*WHAT IS REQUIRED*
Copy every entry word for word, but skip the pictures.

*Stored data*
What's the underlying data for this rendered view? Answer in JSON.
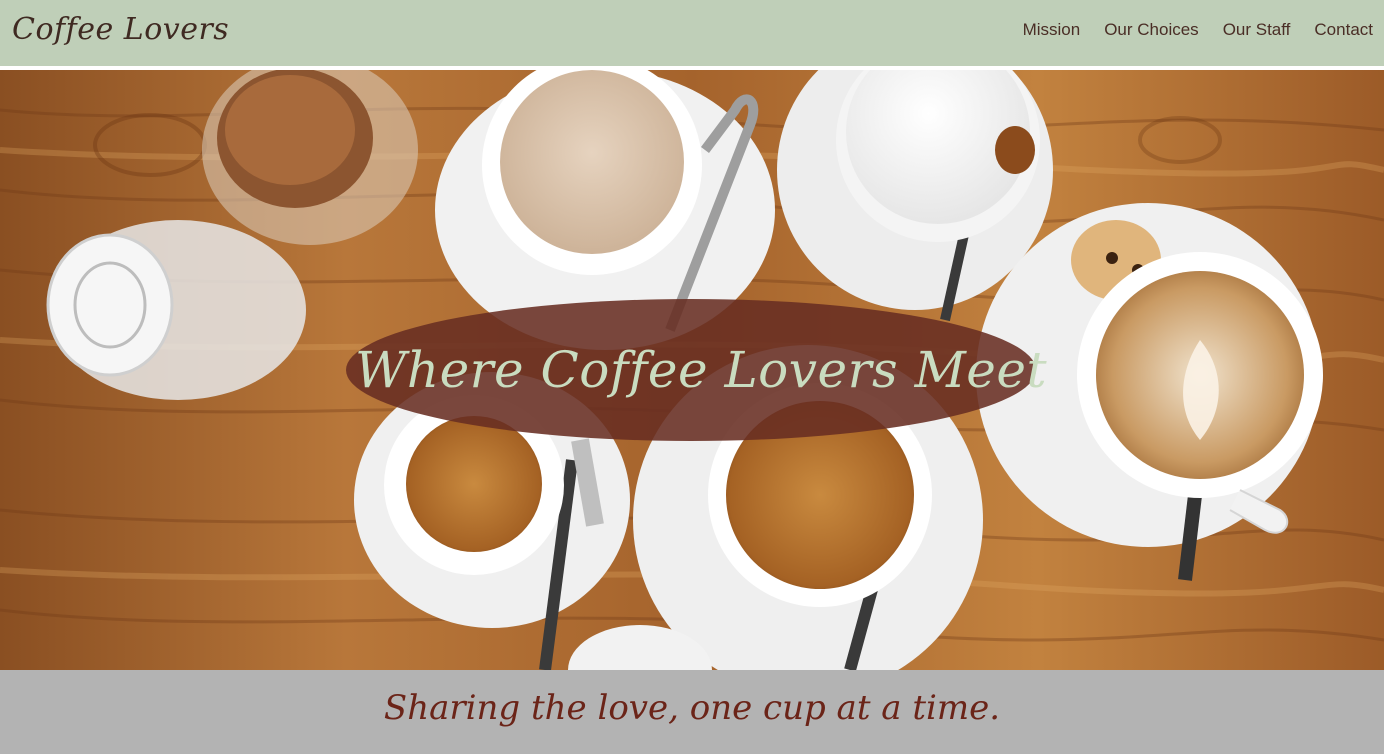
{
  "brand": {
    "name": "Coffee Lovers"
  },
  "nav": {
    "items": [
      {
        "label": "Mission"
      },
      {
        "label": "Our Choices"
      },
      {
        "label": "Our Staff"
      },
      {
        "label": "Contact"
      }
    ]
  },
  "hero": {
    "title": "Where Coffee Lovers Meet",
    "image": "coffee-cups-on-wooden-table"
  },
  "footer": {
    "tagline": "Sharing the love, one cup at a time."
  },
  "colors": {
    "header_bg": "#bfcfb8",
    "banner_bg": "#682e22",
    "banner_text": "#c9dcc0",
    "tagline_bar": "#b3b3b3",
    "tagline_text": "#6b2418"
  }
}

*OUTPUT BELOW*
What's the underlying data for this rendered view? Answer in JSON.
{
  "brand": {
    "name": "Coffee Lovers"
  },
  "nav": {
    "items": [
      {
        "label": "Mission"
      },
      {
        "label": "Our Choices"
      },
      {
        "label": "Our Staff"
      },
      {
        "label": "Contact"
      }
    ]
  },
  "hero": {
    "title": "Where Coffee Lovers Meet",
    "image": "coffee-cups-on-wooden-table"
  },
  "footer": {
    "tagline": "Sharing the love, one cup at a time."
  },
  "colors": {
    "header_bg": "#bfcfb8",
    "banner_bg": "#682e22",
    "banner_text": "#c9dcc0",
    "tagline_bar": "#b3b3b3",
    "tagline_text": "#6b2418"
  }
}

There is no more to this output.